SHORT EXERCISE:
Pull out every line with the word "marker".

───── WORKING DATA

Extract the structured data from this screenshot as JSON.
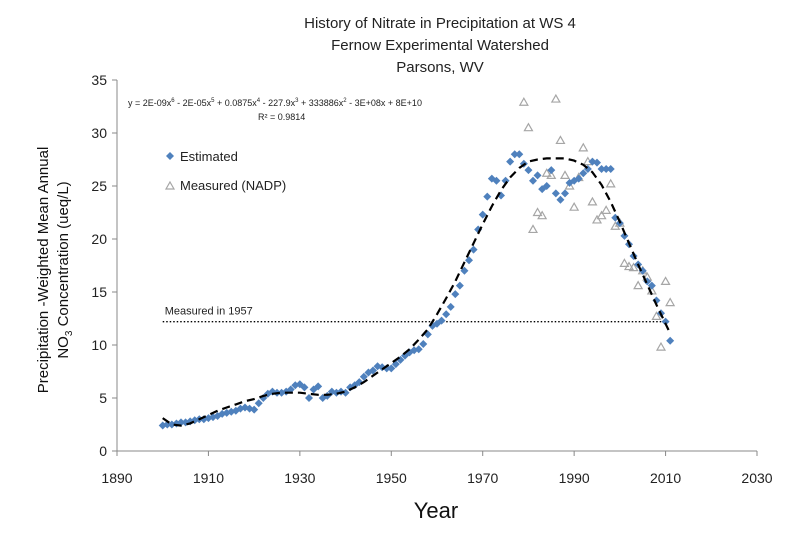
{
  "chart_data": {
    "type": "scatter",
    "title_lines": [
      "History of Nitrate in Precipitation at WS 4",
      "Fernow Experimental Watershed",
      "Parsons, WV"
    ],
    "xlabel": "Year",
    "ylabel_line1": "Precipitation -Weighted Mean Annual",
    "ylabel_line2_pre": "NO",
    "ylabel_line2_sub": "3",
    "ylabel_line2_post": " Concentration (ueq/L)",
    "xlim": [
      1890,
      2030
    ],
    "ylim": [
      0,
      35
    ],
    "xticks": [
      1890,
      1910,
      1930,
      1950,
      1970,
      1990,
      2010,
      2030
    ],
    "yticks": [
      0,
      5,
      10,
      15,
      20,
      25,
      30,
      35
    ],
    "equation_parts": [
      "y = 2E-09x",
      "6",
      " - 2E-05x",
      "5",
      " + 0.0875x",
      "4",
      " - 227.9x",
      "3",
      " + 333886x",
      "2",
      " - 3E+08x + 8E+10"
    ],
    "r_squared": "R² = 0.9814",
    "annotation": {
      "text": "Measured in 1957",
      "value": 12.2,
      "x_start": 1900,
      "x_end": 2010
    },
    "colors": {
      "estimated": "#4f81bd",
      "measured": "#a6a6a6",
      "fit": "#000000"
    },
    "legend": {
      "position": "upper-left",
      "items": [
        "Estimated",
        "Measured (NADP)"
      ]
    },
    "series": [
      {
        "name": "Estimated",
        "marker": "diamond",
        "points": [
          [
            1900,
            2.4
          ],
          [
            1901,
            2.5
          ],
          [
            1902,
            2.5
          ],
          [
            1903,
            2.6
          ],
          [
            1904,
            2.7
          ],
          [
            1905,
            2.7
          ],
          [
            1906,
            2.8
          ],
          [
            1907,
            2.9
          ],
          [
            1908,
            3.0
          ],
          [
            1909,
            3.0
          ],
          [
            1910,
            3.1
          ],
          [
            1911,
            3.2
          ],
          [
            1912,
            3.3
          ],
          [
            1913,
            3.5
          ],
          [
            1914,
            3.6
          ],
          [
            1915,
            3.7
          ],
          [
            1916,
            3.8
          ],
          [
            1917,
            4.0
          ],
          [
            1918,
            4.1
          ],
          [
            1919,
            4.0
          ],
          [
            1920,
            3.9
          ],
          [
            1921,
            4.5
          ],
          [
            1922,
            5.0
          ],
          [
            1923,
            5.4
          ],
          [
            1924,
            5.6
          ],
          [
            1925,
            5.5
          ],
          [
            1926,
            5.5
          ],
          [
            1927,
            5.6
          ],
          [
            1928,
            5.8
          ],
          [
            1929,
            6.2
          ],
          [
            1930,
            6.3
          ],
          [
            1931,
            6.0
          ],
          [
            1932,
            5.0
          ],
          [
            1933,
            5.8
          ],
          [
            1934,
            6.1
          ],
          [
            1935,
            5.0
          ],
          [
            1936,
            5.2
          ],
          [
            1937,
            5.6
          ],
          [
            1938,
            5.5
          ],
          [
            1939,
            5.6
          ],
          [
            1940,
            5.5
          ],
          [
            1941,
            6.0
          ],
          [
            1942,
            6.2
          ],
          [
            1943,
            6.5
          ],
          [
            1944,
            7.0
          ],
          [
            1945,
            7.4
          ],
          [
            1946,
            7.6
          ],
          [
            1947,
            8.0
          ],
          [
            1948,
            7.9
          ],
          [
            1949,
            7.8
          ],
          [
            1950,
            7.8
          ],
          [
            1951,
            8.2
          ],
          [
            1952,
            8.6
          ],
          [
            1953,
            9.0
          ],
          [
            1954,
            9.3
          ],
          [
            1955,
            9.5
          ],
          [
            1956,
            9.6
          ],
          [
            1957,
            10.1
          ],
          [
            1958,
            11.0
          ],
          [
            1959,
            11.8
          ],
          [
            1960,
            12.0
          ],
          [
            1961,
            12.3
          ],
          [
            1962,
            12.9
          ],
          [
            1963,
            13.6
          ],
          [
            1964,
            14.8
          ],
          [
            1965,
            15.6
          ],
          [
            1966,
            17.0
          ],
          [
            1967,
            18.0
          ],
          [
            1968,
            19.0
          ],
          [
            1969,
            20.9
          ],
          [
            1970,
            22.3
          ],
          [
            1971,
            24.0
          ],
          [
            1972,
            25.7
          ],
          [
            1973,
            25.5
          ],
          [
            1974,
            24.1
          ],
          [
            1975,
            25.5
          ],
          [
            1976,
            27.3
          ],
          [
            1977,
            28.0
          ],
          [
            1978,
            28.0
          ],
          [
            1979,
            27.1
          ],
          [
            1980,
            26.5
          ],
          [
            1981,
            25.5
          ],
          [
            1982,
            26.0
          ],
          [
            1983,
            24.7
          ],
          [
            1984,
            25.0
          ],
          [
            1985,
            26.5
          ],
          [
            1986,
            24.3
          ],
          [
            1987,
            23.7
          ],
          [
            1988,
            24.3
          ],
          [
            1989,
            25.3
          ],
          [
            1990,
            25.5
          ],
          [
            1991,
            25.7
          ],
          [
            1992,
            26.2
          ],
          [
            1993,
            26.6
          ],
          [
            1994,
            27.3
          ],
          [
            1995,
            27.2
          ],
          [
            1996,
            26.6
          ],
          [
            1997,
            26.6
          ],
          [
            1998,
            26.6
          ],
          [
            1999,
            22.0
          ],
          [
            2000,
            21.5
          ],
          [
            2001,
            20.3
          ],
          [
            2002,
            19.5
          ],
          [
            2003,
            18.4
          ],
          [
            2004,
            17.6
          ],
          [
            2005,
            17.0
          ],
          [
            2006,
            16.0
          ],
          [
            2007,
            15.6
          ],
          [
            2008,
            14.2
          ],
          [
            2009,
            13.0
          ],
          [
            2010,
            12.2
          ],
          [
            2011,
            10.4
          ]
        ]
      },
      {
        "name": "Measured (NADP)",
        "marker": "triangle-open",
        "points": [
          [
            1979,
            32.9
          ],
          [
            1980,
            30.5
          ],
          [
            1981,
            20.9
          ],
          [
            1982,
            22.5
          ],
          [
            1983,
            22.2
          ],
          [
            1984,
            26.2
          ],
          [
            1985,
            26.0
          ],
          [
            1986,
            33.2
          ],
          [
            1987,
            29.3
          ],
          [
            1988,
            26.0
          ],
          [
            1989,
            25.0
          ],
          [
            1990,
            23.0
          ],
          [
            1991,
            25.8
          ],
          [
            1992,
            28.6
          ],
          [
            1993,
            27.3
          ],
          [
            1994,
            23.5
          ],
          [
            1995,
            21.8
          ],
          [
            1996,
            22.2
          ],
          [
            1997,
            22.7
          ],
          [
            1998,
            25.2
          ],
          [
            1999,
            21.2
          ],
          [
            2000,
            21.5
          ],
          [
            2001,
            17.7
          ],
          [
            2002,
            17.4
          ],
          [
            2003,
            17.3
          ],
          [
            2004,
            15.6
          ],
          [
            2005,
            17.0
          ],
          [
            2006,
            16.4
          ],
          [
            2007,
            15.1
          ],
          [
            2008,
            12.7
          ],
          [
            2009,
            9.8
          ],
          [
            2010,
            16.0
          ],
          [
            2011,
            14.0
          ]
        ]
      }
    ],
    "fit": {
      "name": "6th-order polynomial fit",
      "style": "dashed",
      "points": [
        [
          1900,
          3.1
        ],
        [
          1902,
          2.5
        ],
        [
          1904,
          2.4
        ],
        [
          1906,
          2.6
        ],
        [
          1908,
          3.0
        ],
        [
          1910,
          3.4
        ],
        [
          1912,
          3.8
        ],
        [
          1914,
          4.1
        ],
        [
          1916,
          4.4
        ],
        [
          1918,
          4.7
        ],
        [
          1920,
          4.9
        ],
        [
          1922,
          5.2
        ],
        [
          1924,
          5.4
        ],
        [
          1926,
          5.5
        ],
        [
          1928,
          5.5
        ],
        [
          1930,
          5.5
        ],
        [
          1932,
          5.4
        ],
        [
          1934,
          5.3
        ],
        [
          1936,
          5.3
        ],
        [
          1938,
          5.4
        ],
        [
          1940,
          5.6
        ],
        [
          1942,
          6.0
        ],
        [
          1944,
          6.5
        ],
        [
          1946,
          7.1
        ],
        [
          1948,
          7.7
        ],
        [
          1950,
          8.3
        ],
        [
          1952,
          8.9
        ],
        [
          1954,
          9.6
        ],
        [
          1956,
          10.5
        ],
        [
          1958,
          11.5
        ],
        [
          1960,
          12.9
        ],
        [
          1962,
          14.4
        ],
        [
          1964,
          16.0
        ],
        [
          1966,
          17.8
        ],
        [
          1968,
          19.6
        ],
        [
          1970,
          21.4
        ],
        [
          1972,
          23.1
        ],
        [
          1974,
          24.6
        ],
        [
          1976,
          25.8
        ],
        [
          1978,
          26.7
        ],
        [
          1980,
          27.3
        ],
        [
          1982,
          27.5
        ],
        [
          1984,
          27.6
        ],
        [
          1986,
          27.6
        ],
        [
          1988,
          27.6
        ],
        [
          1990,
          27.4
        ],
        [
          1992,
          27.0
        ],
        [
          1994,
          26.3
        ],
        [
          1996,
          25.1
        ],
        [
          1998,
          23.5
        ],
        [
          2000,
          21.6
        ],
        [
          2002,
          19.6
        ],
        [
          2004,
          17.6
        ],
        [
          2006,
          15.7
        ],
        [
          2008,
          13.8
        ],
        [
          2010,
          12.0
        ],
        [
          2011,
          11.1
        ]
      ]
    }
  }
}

──────────

TASK RESULT:
        "marker": "diamond",
        "marker": "triangle-open",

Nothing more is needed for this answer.